• INFORMATION SUPPLIED:
==*==

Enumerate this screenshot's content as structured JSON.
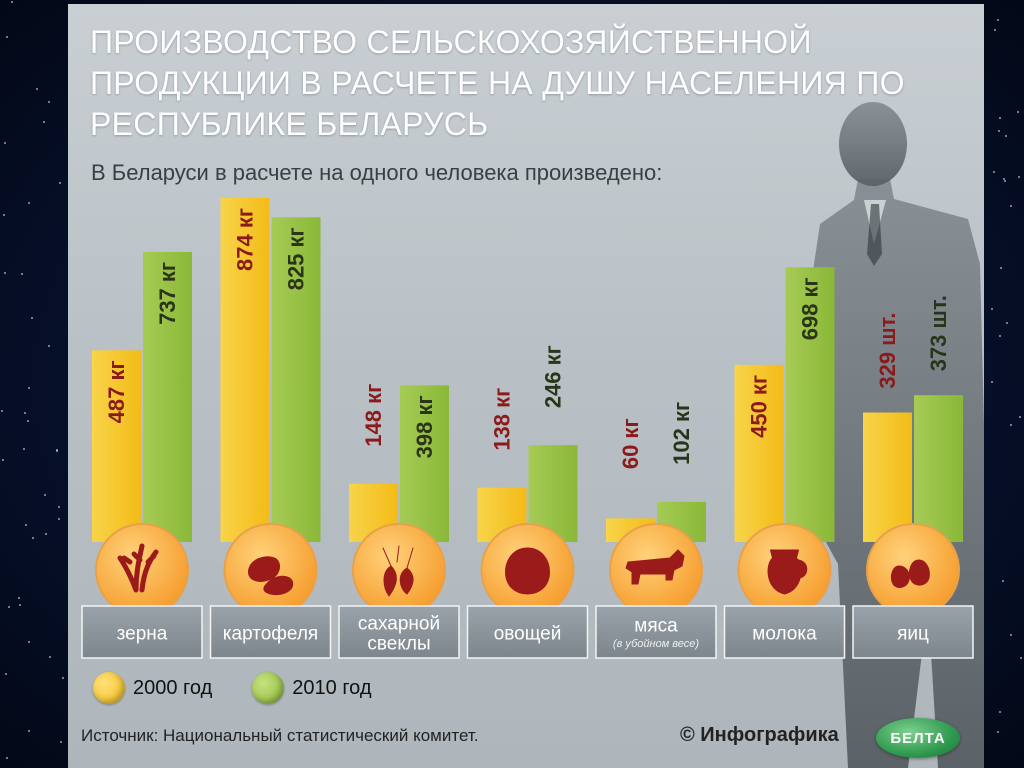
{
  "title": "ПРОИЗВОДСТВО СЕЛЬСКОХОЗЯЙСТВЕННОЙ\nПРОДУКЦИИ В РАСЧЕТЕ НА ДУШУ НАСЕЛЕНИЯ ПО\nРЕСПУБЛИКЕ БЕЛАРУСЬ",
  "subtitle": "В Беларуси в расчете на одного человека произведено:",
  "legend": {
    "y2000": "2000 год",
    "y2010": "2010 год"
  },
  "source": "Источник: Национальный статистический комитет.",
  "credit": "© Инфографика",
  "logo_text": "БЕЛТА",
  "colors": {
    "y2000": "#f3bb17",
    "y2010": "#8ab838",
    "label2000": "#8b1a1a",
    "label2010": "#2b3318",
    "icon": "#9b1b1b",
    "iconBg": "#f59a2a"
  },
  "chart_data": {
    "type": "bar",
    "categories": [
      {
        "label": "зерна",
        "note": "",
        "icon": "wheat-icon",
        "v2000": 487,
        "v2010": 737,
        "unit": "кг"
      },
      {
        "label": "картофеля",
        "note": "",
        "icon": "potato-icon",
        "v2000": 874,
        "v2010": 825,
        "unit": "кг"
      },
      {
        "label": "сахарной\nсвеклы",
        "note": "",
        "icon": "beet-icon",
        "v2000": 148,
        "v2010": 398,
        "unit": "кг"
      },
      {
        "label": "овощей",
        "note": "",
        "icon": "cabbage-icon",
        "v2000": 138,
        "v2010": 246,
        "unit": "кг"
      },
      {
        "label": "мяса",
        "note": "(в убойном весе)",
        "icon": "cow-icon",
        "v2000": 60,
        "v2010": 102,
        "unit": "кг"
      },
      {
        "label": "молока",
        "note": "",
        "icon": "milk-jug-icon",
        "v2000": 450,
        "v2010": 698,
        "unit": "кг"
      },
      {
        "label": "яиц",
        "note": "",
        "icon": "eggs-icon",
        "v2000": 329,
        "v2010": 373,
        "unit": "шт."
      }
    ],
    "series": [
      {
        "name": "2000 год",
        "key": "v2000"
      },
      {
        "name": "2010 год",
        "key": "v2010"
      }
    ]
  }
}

==*==

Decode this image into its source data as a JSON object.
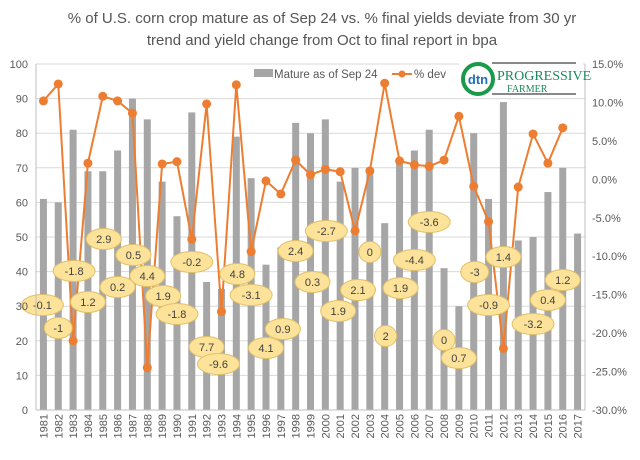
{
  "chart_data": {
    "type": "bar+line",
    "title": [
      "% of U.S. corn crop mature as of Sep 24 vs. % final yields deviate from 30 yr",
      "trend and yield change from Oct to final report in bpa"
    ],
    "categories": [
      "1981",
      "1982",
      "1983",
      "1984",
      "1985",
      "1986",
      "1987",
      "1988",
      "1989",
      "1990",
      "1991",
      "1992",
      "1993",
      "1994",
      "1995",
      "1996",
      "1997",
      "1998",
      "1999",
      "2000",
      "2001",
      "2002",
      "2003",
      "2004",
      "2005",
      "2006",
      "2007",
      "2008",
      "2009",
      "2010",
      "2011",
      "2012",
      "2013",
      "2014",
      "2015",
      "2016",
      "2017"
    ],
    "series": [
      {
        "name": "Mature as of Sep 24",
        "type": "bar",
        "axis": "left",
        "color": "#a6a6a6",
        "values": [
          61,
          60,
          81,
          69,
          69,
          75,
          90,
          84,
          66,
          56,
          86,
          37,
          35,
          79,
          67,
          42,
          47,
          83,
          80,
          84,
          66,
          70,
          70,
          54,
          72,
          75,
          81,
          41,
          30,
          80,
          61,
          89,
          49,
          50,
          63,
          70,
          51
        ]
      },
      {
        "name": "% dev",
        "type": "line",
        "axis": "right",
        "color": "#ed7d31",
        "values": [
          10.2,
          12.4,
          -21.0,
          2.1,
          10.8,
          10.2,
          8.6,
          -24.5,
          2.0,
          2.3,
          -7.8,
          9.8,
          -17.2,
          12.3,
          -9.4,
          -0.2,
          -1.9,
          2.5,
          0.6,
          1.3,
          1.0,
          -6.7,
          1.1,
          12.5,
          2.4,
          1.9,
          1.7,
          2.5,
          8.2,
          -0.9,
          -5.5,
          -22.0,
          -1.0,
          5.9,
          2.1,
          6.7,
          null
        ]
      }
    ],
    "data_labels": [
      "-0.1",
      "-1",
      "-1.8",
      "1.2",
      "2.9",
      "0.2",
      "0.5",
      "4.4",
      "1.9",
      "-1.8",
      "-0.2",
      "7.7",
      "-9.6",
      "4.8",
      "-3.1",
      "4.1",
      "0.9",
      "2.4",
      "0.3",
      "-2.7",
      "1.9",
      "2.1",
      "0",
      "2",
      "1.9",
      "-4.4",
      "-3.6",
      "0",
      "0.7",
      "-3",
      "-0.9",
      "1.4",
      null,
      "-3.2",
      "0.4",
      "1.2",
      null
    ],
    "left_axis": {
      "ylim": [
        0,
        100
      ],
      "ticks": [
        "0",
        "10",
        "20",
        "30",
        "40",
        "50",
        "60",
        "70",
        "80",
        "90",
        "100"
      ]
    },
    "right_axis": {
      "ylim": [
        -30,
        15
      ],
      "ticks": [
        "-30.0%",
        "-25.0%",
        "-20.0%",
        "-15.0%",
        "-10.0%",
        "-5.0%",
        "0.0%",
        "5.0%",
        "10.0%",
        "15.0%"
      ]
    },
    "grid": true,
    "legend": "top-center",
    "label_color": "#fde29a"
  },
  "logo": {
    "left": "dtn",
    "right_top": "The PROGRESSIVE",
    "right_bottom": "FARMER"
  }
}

==*==

• EXERCISE BRIEF: Determine how many lines in the records contain "JSON", and reply with the number only.

• FINISHED EXERCISE: 2